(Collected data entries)

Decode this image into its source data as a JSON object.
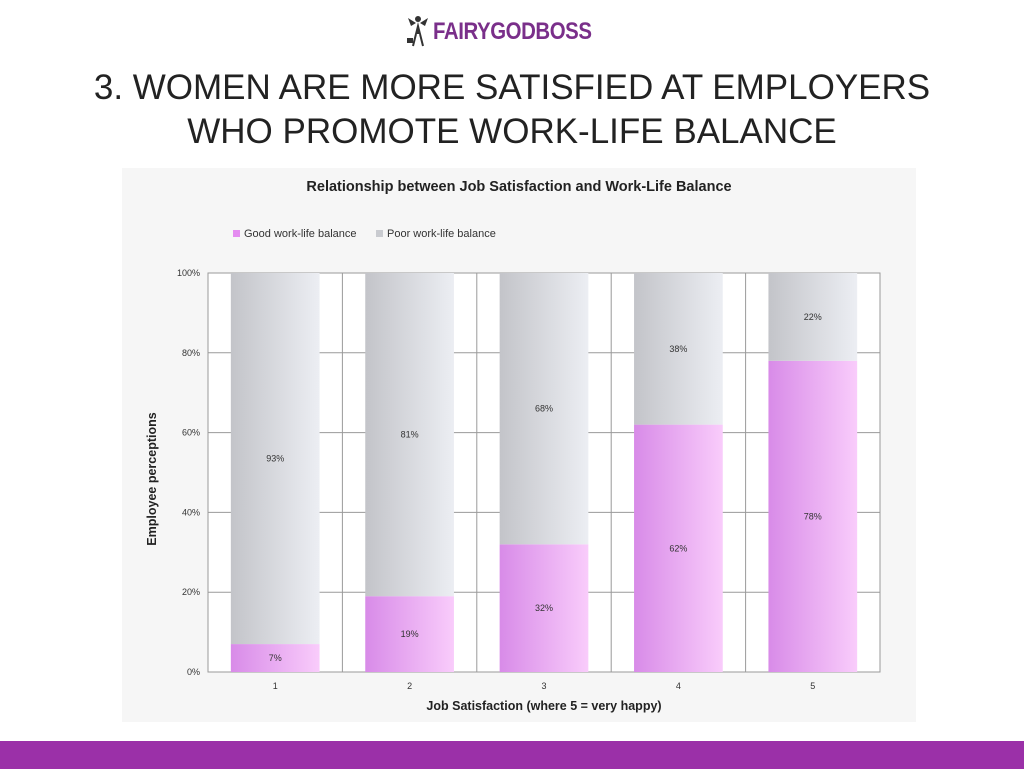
{
  "brand": {
    "name": "FAIRYGODBOSS",
    "color": "#7a2f8a",
    "logo_icon": "fairy-icon"
  },
  "slide": {
    "title_line1": "3. WOMEN ARE MORE SATISFIED AT EMPLOYERS",
    "title_line2": "WHO PROMOTE WORK-LIFE BALANCE"
  },
  "footer": {
    "color": "#9b30a8"
  },
  "chart_data": {
    "type": "bar",
    "stacked": true,
    "title": "Relationship between Job Satisfaction and Work-Life Balance",
    "xlabel": "Job Satisfaction (where 5 = very happy)",
    "ylabel": "Employee perceptions",
    "categories": [
      "1",
      "2",
      "3",
      "4",
      "5"
    ],
    "ylim": [
      0,
      100
    ],
    "yticks": [
      "0%",
      "20%",
      "40%",
      "60%",
      "80%",
      "100%"
    ],
    "grid": true,
    "legend_position": "top-left",
    "series": [
      {
        "name": "Good work-life balance",
        "values": [
          7,
          19,
          32,
          62,
          78
        ],
        "labels": [
          "7%",
          "19%",
          "32%",
          "62%",
          "78%"
        ],
        "color": "#e48cf0"
      },
      {
        "name": "Poor work-life balance",
        "values": [
          93,
          81,
          68,
          38,
          22
        ],
        "labels": [
          "93%",
          "81%",
          "68%",
          "38%",
          "22%"
        ],
        "color": "#c9cbd0"
      }
    ]
  }
}
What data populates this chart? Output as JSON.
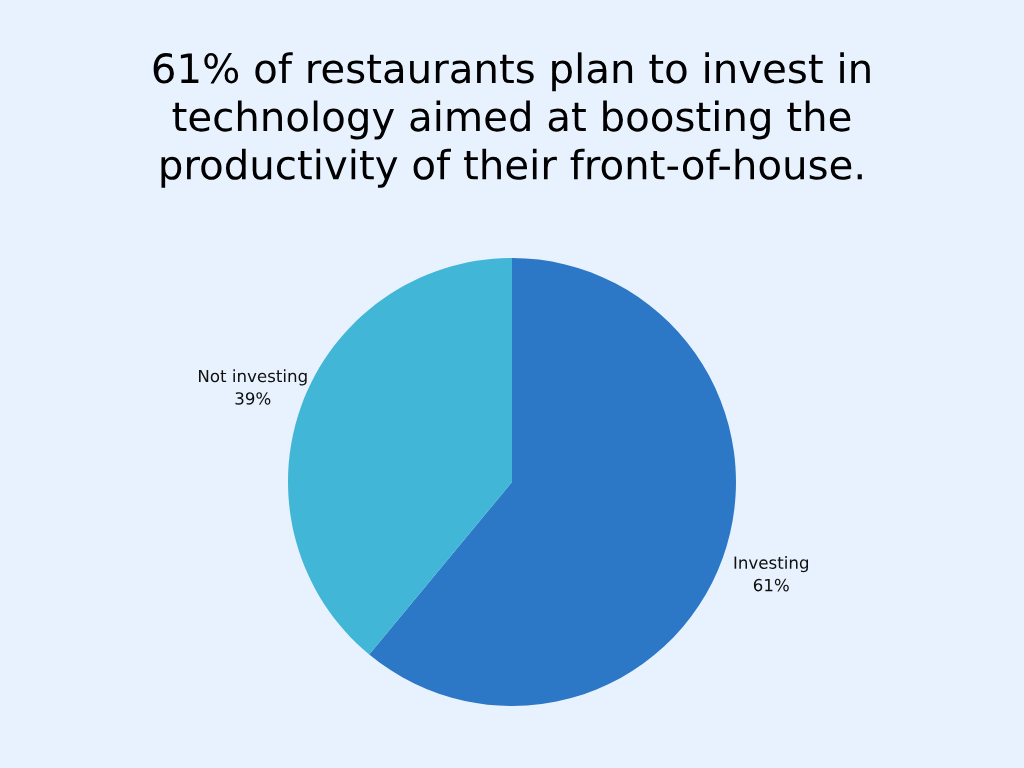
{
  "chart_data": {
    "type": "pie",
    "title": "61% of restaurants plan to invest in technology aimed at boosting the productivity of their front-of-house.",
    "categories": [
      "Investing",
      "Not investing"
    ],
    "values": [
      61,
      39
    ],
    "colors": [
      "#2c78c6",
      "#42b6d6"
    ],
    "value_labels": [
      "61%",
      "39%"
    ],
    "legend": false
  }
}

Given task
Pass over all pictures while writing out the lines from the line with "What data populates" through the last line exactly.

Completed exercise
What data populates this chart? Output as JSON.
{
  "chart_data": {
    "type": "pie",
    "title": "61% of restaurants plan to invest in technology aimed at boosting the productivity of their front-of-house.",
    "categories": [
      "Investing",
      "Not investing"
    ],
    "values": [
      61,
      39
    ],
    "colors": [
      "#2c78c6",
      "#42b6d6"
    ],
    "value_labels": [
      "61%",
      "39%"
    ],
    "legend": false
  }
}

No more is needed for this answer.